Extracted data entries

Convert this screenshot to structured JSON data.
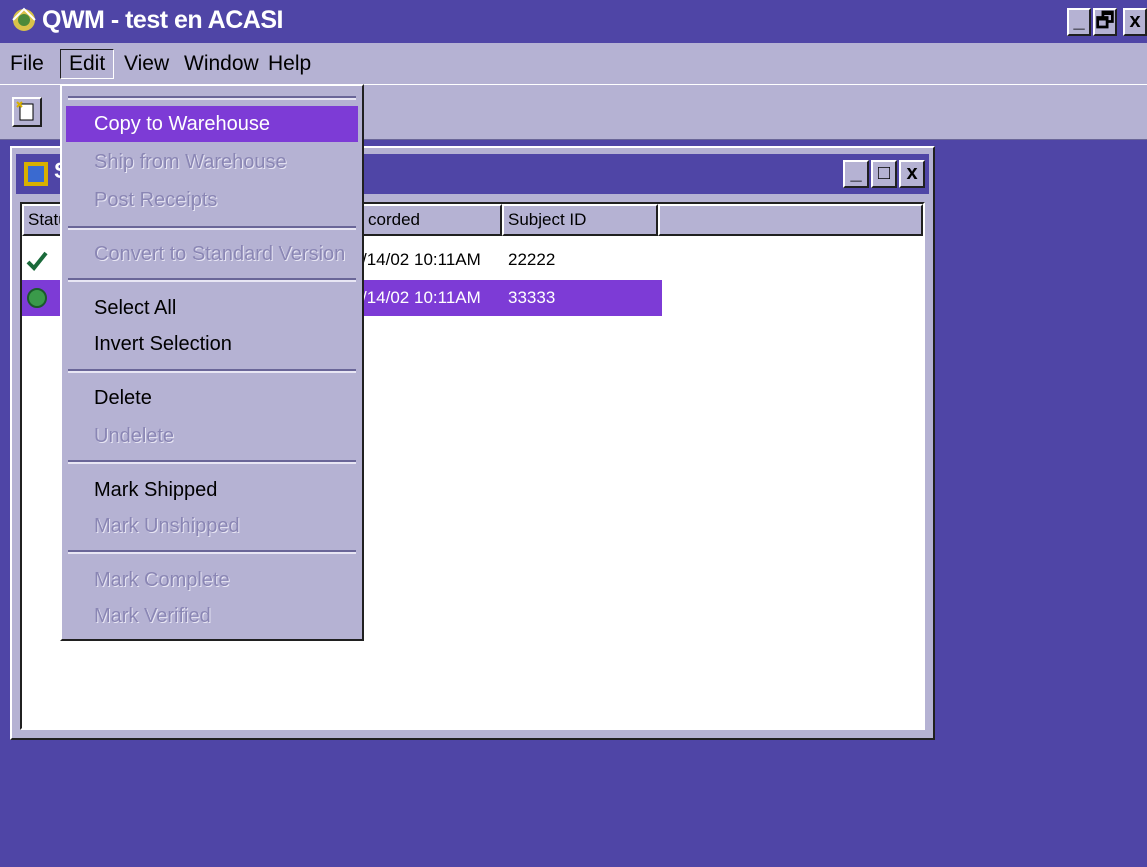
{
  "window": {
    "title": "QWM - test en ACASI",
    "controls": {
      "minimize": "_",
      "restore": "🗗",
      "close": "x"
    }
  },
  "menubar": {
    "items": [
      {
        "label": "File"
      },
      {
        "label": "Edit"
      },
      {
        "label": "View"
      },
      {
        "label": "Window"
      },
      {
        "label": "Help"
      }
    ]
  },
  "child_window": {
    "title_initial": "S",
    "controls": {
      "minimize": "_",
      "maximize": "□",
      "close": "x"
    },
    "columns": [
      "Statu",
      "",
      "corded",
      "Subject ID"
    ],
    "rows": [
      {
        "status_icon": "checkmark-icon",
        "recorded": "/14/02 10:11AM",
        "subject_id": "22222",
        "selected": false
      },
      {
        "status_icon": "green-circle-icon",
        "recorded": "/14/02 10:11AM",
        "subject_id": "33333",
        "selected": true
      }
    ]
  },
  "edit_menu": {
    "items": [
      {
        "label": "Copy to Warehouse",
        "enabled": true,
        "highlighted": true
      },
      {
        "label": "Ship from Warehouse",
        "enabled": false
      },
      {
        "label": "Post Receipts",
        "enabled": false
      },
      {
        "label": "Convert to Standard Version",
        "enabled": false
      },
      {
        "label": "Select All",
        "enabled": true
      },
      {
        "label": "Invert Selection",
        "enabled": true
      },
      {
        "label": "Delete",
        "enabled": true
      },
      {
        "label": "Undelete",
        "enabled": false
      },
      {
        "label": "Mark Shipped",
        "enabled": true
      },
      {
        "label": "Mark Unshipped",
        "enabled": false
      },
      {
        "label": "Mark Complete",
        "enabled": false
      },
      {
        "label": "Mark Verified",
        "enabled": false
      }
    ]
  },
  "colors": {
    "desktop": "#4f45a6",
    "chrome": "#b5b2d3",
    "highlight": "#7d3bd6",
    "disabled_text": "#8a86b4"
  }
}
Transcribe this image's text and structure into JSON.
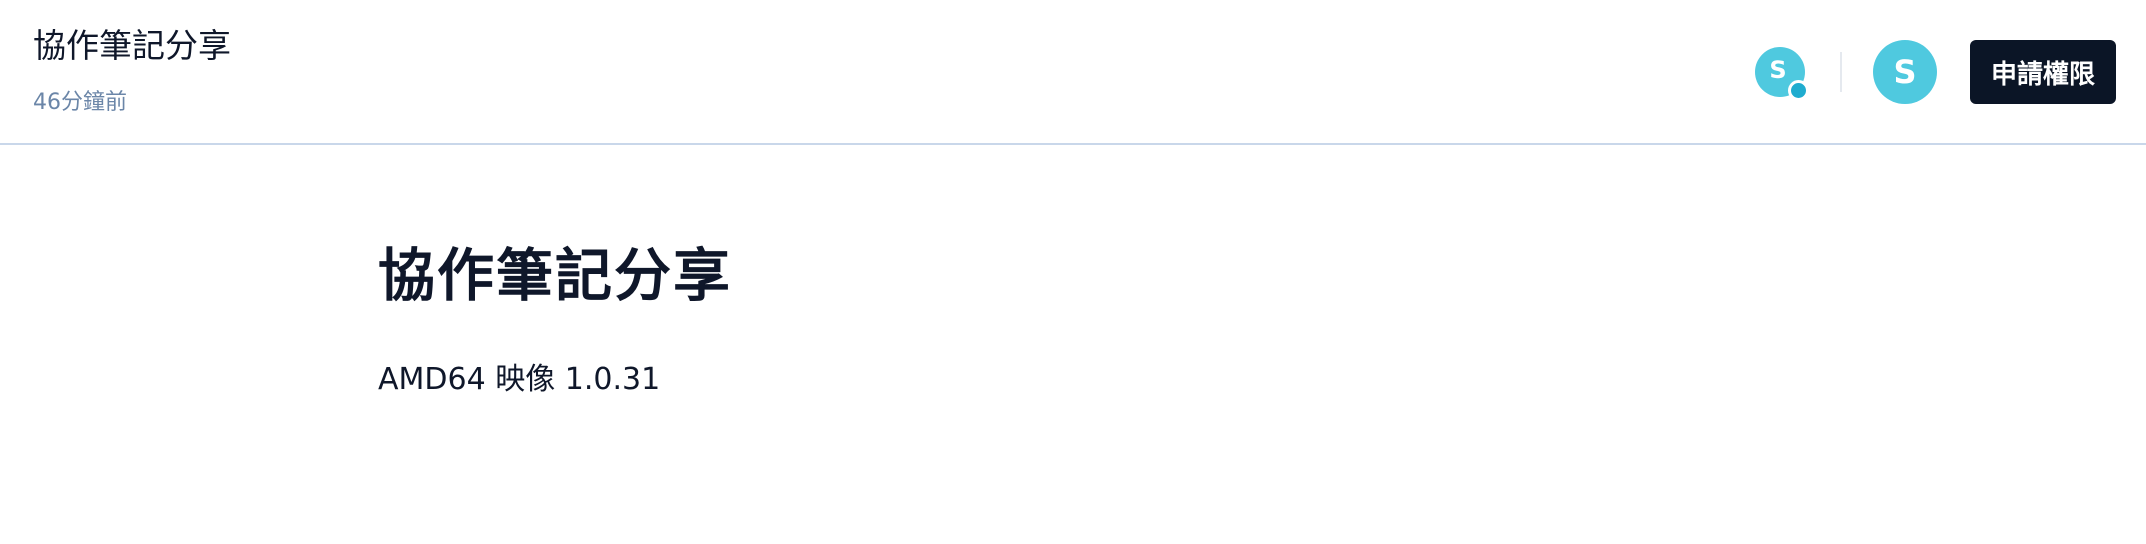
{
  "header": {
    "title": "協作筆記分享",
    "updated": "46分鐘前",
    "presence_initial": "S",
    "avatar_initial": "S",
    "request_button_label": "申請權限"
  },
  "content": {
    "heading": "協作筆記分享",
    "paragraph": "AMD64 映像 1.0.31"
  },
  "colors": {
    "avatar": "#4fc9df",
    "presence_dot": "#1faccf",
    "button_bg": "#0b1526",
    "muted_text": "#6b86a8",
    "header_border": "#c9d7ea"
  }
}
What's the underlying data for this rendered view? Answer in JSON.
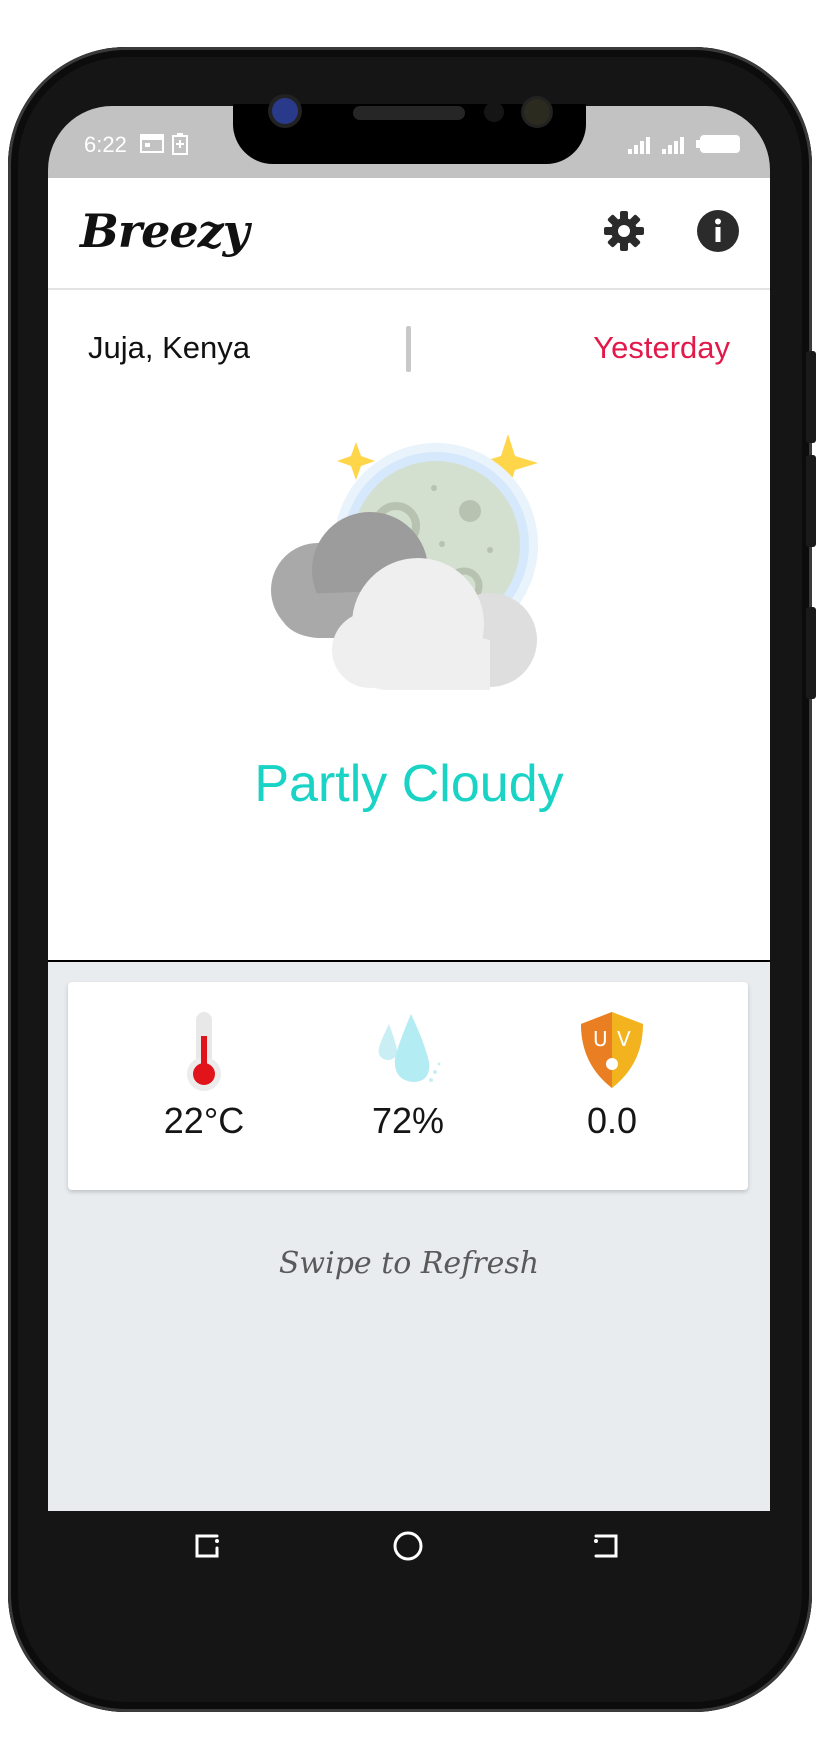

**PROBLEM DESCRIPTION**
Pictures are to be left out; the records above must be repeated word for word.

**RESPONSE**
Convert this screenshot to structured JSON data.
{
  "window": {
    "title": "QWM - test en ACASI",
    "controls": {
      "minimize": "_",
      "restore": "🗗",
      "close": "x"
    }
  },
  "menubar": {
    "items": [
      {
        "label": "File"
      },
      {
        "label": "Edit"
      },
      {
        "label": "View"
      },
      {
        "label": "Window"
      },
      {
        "label": "Help"
      }
    ]
  },
  "child_window": {
    "title_initial": "S",
    "controls": {
      "minimize": "_",
      "maximize": "□",
      "close": "x"
    },
    "columns": [
      "Statu",
      "",
      "corded",
      "Subject ID"
    ],
    "rows": [
      {
        "status_icon": "checkmark-icon",
        "recorded": "/14/02 10:11AM",
        "subject_id": "22222",
        "selected": false
      },
      {
        "status_icon": "green-circle-icon",
        "recorded": "/14/02 10:11AM",
        "subject_id": "33333",
        "selected": true
      }
    ]
  },
  "edit_menu": {
    "items": [
      {
        "label": "Copy to Warehouse",
        "enabled": true,
        "highlighted": true
      },
      {
        "label": "Ship from Warehouse",
        "enabled": false
      },
      {
        "label": "Post Receipts",
        "enabled": false
      },
      {
        "label": "Convert to Standard Version",
        "enabled": false
      },
      {
        "label": "Select All",
        "enabled": true
      },
      {
        "label": "Invert Selection",
        "enabled": true
      },
      {
        "label": "Delete",
        "enabled": true
      },
      {
        "label": "Undelete",
        "enabled": false
      },
      {
        "label": "Mark Shipped",
        "enabled": true
      },
      {
        "label": "Mark Unshipped",
        "enabled": false
      },
      {
        "label": "Mark Complete",
        "enabled": false
      },
      {
        "label": "Mark Verified",
        "enabled": false
      }
    ]
  },
  "colors": {
    "desktop": "#4f45a6",
    "chrome": "#b5b2d3",
    "highlight": "#7d3bd6",
    "disabled_text": "#8a86b4"
  }
}
Transcribe this image's text and structure into JSON.
{
  "header": {
    "title": "協作筆記分享",
    "updated": "46分鐘前",
    "presence_initial": "S",
    "avatar_initial": "S",
    "request_button_label": "申請權限"
  },
  "content": {
    "heading": "協作筆記分享",
    "paragraph": "AMD64 映像 1.0.31"
  },
  "colors": {
    "avatar": "#4fc9df",
    "presence_dot": "#1faccf",
    "button_bg": "#0b1526",
    "muted_text": "#6b86a8",
    "header_border": "#c9d7ea"
  }
}
What's the underlying data for this rendered view? Answer in JSON.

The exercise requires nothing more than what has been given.